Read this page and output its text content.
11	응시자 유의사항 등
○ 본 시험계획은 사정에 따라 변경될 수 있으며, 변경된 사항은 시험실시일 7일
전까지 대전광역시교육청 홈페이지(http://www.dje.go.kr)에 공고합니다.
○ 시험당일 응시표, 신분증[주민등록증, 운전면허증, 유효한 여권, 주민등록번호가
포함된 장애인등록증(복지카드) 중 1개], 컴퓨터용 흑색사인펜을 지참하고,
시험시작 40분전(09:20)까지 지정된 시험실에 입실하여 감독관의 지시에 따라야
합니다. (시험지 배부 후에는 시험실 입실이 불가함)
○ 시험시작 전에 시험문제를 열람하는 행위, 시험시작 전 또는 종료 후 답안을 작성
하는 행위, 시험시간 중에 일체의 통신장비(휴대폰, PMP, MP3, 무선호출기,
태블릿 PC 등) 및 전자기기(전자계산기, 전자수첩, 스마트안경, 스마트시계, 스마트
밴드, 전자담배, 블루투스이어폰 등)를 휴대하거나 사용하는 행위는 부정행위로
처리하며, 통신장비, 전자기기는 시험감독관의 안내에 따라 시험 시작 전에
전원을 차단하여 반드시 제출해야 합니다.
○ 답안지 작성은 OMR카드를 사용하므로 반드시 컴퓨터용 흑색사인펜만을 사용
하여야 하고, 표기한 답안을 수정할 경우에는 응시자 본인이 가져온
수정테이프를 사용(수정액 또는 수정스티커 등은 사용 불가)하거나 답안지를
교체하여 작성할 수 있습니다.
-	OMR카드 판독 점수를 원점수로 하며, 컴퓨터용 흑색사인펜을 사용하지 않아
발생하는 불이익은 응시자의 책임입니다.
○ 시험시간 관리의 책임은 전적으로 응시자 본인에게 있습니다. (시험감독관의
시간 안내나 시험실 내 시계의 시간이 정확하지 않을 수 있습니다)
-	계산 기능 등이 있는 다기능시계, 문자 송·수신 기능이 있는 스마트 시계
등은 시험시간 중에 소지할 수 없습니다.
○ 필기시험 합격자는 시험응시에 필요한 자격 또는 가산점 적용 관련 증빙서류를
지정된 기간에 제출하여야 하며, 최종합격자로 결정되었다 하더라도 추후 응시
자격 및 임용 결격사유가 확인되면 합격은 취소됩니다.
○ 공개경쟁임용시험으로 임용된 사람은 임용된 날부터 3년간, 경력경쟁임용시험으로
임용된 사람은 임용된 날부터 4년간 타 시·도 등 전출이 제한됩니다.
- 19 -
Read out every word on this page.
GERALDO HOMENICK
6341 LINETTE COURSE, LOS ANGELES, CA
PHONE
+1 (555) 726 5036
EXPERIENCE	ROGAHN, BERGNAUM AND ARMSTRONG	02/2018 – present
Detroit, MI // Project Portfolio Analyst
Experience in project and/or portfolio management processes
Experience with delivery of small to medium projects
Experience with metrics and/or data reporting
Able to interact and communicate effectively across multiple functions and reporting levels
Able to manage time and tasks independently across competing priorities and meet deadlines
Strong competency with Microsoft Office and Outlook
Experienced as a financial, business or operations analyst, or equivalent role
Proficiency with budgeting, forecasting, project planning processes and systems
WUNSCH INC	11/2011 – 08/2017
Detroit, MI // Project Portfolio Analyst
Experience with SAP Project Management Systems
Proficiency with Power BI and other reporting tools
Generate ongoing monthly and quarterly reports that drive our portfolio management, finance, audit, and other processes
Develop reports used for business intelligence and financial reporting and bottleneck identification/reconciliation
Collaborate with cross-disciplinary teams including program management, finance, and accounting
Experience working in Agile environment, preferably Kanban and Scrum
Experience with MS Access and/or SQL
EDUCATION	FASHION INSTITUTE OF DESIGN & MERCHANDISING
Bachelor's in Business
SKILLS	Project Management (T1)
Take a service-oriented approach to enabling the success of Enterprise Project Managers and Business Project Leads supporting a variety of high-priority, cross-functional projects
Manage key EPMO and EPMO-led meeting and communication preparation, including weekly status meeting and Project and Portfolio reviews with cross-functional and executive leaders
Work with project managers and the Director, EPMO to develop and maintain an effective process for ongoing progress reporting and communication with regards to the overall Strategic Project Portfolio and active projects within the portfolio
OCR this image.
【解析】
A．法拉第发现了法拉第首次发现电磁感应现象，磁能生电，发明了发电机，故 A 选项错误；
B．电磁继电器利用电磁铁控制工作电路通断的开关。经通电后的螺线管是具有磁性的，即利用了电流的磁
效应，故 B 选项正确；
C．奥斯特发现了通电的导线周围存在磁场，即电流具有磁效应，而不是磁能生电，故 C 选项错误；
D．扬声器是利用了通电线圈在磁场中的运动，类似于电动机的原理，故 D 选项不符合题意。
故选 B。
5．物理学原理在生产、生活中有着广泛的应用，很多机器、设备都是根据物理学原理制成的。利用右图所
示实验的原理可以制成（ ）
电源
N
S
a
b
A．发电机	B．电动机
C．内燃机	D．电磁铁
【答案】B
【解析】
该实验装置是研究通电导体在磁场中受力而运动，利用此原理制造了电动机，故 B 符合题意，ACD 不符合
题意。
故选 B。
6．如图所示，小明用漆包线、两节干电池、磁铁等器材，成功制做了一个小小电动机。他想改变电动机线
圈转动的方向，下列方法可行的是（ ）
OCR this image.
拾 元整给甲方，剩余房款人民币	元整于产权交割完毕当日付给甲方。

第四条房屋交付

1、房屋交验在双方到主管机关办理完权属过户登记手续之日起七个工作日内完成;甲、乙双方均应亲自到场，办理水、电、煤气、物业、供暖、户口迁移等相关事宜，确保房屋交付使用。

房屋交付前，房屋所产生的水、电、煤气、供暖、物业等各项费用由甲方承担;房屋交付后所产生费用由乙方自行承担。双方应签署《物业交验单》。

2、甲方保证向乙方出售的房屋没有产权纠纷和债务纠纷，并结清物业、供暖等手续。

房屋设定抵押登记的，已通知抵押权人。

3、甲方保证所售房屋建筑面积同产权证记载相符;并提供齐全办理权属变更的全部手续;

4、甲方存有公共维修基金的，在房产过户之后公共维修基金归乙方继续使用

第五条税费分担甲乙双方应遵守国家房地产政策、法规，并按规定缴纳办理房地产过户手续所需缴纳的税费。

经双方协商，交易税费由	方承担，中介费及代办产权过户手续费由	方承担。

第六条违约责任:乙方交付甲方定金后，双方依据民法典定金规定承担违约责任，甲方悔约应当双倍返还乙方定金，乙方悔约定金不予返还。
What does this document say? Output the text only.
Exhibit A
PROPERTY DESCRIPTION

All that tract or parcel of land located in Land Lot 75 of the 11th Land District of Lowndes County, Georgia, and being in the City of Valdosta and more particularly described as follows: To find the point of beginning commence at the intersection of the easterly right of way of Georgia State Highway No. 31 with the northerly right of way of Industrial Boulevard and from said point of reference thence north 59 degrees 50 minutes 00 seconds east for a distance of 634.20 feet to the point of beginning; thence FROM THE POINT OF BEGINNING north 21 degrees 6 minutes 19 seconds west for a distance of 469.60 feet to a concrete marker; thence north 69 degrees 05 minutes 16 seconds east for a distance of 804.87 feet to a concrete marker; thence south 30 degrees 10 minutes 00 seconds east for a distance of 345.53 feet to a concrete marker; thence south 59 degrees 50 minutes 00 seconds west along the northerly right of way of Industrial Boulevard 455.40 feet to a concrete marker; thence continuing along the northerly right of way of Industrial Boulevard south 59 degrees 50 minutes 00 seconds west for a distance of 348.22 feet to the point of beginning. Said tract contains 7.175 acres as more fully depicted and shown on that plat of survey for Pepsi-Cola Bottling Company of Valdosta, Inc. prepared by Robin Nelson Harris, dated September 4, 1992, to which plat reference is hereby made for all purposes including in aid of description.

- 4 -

===

What the task asks |
Output the entries verbatim.

Exercise output |
Read this page and output its text content.
11	응시자 유의사항 등
○ 본 시험계획은 사정에 따라 변경될 수 있으며, 변경된 사항은 시험실시일 7일
전까지 대전광역시교육청 홈페이지(http://www.dje.go.kr)에 공고합니다.
○ 시험당일 응시표, 신분증[주민등록증, 운전면허증, 유효한 여권, 주민등록번호가
포함된 장애인등록증(복지카드) 중 1개], 컴퓨터용 흑색사인펜을 지참하고,
시험시작 40분전(09:20)까지 지정된 시험실에 입실하여 감독관의 지시에 따라야
합니다. (시험지 배부 후에는 시험실 입실이 불가함)
○ 시험시작 전에 시험문제를 열람하는 행위, 시험시작 전 또는 종료 후 답안을 작성
하는 행위, 시험시간 중에 일체의 통신장비(휴대폰, PMP, MP3, 무선호출기,
태블릿 PC 등) 및 전자기기(전자계산기, 전자수첩, 스마트안경, 스마트시계, 스마트
밴드, 전자담배, 블루투스이어폰 등)를 휴대하거나 사용하는 행위는 부정행위로
처리하며, 통신장비, 전자기기는 시험감독관의 안내에 따라 시험 시작 전에
전원을 차단하여 반드시 제출해야 합니다.
○ 답안지 작성은 OMR카드를 사용하므로 반드시 컴퓨터용 흑색사인펜만을 사용
하여야 하고, 표기한 답안을 수정할 경우에는 응시자 본인이 가져온
수정테이프를 사용(수정액 또는 수정스티커 등은 사용 불가)하거나 답안지를
교체하여 작성할 수 있습니다.
-	OMR카드 판독 점수를 원점수로 하며, 컴퓨터용 흑색사인펜을 사용하지 않아
발생하는 불이익은 응시자의 책임입니다.
○ 시험시간 관리의 책임은 전적으로 응시자 본인에게 있습니다. (시험감독관의
시간 안내나 시험실 내 시계의 시간이 정확하지 않을 수 있습니다)
-	계산 기능 등이 있는 다기능시계, 문자 송·수신 기능이 있는 스마트 시계
등은 시험시간 중에 소지할 수 없습니다.
○ 필기시험 합격자는 시험응시에 필요한 자격 또는 가산점 적용 관련 증빙서류를
지정된 기간에 제출하여야 하며, 최종합격자로 결정되었다 하더라도 추후 응시
자격 및 임용 결격사유가 확인되면 합격은 취소됩니다.
○ 공개경쟁임용시험으로 임용된 사람은 임용된 날부터 3년간, 경력경쟁임용시험으로
임용된 사람은 임용된 날부터 4년간 타 시·도 등 전출이 제한됩니다.
- 19 -
Read out every word on this page.
GERALDO HOMENICK
6341 LINETTE COURSE, LOS ANGELES, CA
PHONE
+1 (555) 726 5036
EXPERIENCE	ROGAHN, BERGNAUM AND ARMSTRONG	02/2018 – present
Detroit, MI // Project Portfolio Analyst
Experience in project and/or portfolio management processes
Experience with delivery of small to medium projects
Experience with metrics and/or data reporting
Able to interact and communicate effectively across multiple functions and reporting levels
Able to manage time and tasks independently across competing priorities and meet deadlines
Strong competency with Microsoft Office and Outlook
Experienced as a financial, business or operations analyst, or equivalent role
Proficiency with budgeting, forecasting, project planning processes and systems
WUNSCH INC	11/2011 – 08/2017
Detroit, MI // Project Portfolio Analyst
Experience with SAP Project Management Systems
Proficiency with Power BI and other reporting tools
Generate ongoing monthly and quarterly reports that drive our portfolio management, finance, audit, and other processes
Develop reports used for business intelligence and financial reporting and bottleneck identification/reconciliation
Collaborate with cross-disciplinary teams including program management, finance, and accounting
Experience working in Agile environment, preferably Kanban and Scrum
Experience with MS Access and/or SQL
EDUCATION	FASHION INSTITUTE OF DESIGN & MERCHANDISING
Bachelor's in Business
SKILLS	Project Management (T1)
Take a service-oriented approach to enabling the success of Enterprise Project Managers and Business Project Leads supporting a variety of high-priority, cross-functional projects
Manage key EPMO and EPMO-led meeting and communication preparation, including weekly status meeting and Project and Portfolio reviews with cross-functional and executive leaders
Work with project managers and the Director, EPMO to develop and maintain an effective process for ongoing progress reporting and communication with regards to the overall Strategic Project Portfolio and active projects within the portfolio
OCR this image.
【解析】
A．法拉第发现了法拉第首次发现电磁感应现象，磁能生电，发明了发电机，故 A 选项错误；
B．电磁继电器利用电磁铁控制工作电路通断的开关。经通电后的螺线管是具有磁性的，即利用了电流的磁
效应，故 B 选项正确；
C．奥斯特发现了通电的导线周围存在磁场，即电流具有磁效应，而不是磁能生电，故 C 选项错误；
D．扬声器是利用了通电线圈在磁场中的运动，类似于电动机的原理，故 D 选项不符合题意。
故选 B。
5．物理学原理在生产、生活中有着广泛的应用，很多机器、设备都是根据物理学原理制成的。利用右图所
示实验的原理可以制成（ ）
电源
N
S
a
b
A．发电机	B．电动机
C．内燃机	D．电磁铁
【答案】B
【解析】
该实验装置是研究通电导体在磁场中受力而运动，利用此原理制造了电动机，故 B 符合题意，ACD 不符合
题意。
故选 B。
6．如图所示，小明用漆包线、两节干电池、磁铁等器材，成功制做了一个小小电动机。他想改变电动机线
圈转动的方向，下列方法可行的是（ ）
OCR this image.
拾 元整给甲方，剩余房款人民币	元整于产权交割完毕当日付给甲方。

第四条房屋交付

1、房屋交验在双方到主管机关办理完权属过户登记手续之日起七个工作日内完成;甲、乙双方均应亲自到场，办理水、电、煤气、物业、供暖、户口迁移等相关事宜，确保房屋交付使用。

房屋交付前，房屋所产生的水、电、煤气、供暖、物业等各项费用由甲方承担;房屋交付后所产生费用由乙方自行承担。双方应签署《物业交验单》。

2、甲方保证向乙方出售的房屋没有产权纠纷和债务纠纷，并结清物业、供暖等手续。

房屋设定抵押登记的，已通知抵押权人。

3、甲方保证所售房屋建筑面积同产权证记载相符;并提供齐全办理权属变更的全部手续;

4、甲方存有公共维修基金的，在房产过户之后公共维修基金归乙方继续使用

第五条税费分担甲乙双方应遵守国家房地产政策、法规，并按规定缴纳办理房地产过户手续所需缴纳的税费。

经双方协商，交易税费由	方承担，中介费及代办产权过户手续费由	方承担。

第六条违约责任:乙方交付甲方定金后，双方依据民法典定金规定承担违约责任，甲方悔约应当双倍返还乙方定金，乙方悔约定金不予返还。
What does this document say? Output the text only.
Exhibit A
PROPERTY DESCRIPTION

All that tract or parcel of land located in Land Lot 75 of the 11th Land District of Lowndes County, Georgia, and being in the City of Valdosta and more particularly described as follows: To find the point of beginning commence at the intersection of the easterly right of way of Georgia State Highway No. 31 with the northerly right of way of Industrial Boulevard and from said point of reference thence north 59 degrees 50 minutes 00 seconds east for a distance of 634.20 feet to the point of beginning; thence FROM THE POINT OF BEGINNING north 21 degrees 6 minutes 19 seconds west for a distance of 469.60 feet to a concrete marker; thence north 69 degrees 05 minutes 16 seconds east for a distance of 804.87 feet to a concrete marker; thence south 30 degrees 10 minutes 00 seconds east for a distance of 345.53 feet to a concrete marker; thence south 59 degrees 50 minutes 00 seconds west along the northerly right of way of Industrial Boulevard 455.40 feet to a concrete marker; thence continuing along the northerly right of way of Industrial Boulevard south 59 degrees 50 minutes 00 seconds west for a distance of 348.22 feet to the point of beginning. Said tract contains 7.175 acres as more fully depicted and shown on that plat of survey for Pepsi-Cola Bottling Company of Valdosta, Inc. prepared by Robin Nelson Harris, dated September 4, 1992, to which plat reference is hereby made for all purposes including in aid of description.

- 4 -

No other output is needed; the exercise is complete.